··· Listed entries ···
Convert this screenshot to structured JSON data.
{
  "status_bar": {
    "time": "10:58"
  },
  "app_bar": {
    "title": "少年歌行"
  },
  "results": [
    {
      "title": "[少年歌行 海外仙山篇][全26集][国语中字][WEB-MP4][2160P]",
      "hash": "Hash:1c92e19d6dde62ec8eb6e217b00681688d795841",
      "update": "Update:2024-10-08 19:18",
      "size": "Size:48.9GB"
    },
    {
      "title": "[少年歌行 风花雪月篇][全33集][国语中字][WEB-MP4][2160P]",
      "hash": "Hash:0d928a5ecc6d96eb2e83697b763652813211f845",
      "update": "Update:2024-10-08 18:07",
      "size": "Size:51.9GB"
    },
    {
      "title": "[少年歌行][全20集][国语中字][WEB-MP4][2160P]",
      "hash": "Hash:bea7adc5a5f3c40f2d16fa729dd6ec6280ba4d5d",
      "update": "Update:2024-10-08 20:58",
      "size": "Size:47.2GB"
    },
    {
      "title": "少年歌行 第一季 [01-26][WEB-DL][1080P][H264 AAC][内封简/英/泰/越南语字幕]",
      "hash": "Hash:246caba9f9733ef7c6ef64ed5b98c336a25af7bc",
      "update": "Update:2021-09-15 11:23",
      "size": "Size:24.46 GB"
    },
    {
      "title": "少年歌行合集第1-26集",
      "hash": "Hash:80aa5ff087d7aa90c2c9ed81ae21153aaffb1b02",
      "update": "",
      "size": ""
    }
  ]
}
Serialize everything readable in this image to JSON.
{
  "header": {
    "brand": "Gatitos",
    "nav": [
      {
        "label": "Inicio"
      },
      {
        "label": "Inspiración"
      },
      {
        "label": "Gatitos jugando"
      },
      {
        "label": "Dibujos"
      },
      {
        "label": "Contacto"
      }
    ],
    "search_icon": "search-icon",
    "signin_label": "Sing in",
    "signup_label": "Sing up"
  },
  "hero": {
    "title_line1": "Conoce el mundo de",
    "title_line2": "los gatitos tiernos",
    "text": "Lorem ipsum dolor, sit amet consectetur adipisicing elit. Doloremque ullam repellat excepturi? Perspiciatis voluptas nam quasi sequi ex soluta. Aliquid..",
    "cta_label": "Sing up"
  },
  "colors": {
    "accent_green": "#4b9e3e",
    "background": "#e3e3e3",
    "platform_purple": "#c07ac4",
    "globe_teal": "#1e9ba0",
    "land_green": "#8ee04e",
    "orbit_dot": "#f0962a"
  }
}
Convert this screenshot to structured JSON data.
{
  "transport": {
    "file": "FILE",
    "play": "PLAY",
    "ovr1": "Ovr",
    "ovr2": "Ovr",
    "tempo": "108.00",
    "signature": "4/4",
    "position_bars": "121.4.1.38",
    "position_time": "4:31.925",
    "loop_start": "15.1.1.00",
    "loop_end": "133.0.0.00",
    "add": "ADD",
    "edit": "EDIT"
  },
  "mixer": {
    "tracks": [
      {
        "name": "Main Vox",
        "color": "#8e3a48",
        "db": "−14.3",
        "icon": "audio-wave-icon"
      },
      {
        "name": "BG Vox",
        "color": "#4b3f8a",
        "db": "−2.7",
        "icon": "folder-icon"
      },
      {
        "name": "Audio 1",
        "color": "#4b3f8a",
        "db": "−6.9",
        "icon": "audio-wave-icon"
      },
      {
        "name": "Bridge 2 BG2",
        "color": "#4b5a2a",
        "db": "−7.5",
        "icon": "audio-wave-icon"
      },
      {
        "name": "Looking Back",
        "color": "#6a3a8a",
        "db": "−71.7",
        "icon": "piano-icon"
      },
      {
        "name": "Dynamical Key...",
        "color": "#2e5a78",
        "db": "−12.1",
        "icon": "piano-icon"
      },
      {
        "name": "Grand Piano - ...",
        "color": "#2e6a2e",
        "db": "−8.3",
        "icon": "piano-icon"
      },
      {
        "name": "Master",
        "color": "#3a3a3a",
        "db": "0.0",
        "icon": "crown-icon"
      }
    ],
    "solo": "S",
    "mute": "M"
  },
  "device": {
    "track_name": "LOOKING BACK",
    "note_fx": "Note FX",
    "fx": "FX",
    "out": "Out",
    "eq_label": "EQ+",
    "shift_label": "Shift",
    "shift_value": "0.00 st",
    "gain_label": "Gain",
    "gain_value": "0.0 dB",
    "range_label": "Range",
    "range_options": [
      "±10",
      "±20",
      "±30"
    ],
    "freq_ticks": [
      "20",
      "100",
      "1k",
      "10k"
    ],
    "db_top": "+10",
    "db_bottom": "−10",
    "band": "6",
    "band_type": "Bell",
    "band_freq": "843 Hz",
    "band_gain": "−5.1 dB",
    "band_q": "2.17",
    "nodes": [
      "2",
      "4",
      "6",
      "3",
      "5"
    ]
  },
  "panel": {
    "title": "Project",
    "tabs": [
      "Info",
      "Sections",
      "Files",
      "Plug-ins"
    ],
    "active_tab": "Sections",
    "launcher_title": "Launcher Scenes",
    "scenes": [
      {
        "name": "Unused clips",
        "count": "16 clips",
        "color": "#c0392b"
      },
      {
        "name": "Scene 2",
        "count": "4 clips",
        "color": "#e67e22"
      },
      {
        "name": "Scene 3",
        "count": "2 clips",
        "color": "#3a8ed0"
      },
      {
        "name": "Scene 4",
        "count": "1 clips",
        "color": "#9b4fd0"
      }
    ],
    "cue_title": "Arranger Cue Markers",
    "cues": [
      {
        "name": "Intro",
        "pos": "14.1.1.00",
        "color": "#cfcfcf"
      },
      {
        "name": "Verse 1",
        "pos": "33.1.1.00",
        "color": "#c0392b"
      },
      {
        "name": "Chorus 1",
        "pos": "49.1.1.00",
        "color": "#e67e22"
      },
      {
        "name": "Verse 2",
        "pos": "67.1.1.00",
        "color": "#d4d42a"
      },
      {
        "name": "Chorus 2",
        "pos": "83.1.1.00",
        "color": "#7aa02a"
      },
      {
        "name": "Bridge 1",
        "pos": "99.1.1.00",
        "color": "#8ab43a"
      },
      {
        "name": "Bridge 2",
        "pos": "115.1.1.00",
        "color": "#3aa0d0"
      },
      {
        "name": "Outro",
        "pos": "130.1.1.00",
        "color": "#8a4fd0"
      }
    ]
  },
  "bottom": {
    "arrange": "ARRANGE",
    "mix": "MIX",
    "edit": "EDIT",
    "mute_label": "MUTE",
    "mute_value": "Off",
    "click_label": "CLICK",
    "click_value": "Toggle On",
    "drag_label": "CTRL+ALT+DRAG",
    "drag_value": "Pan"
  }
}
···
→ **Task prompt**
Pull out each line of the records holding the string "Bridge".

→ **Solved problem**
        "name": "Bridge 2 BG2",
        "name": "Bridge 1",
        "name": "Bridge 2",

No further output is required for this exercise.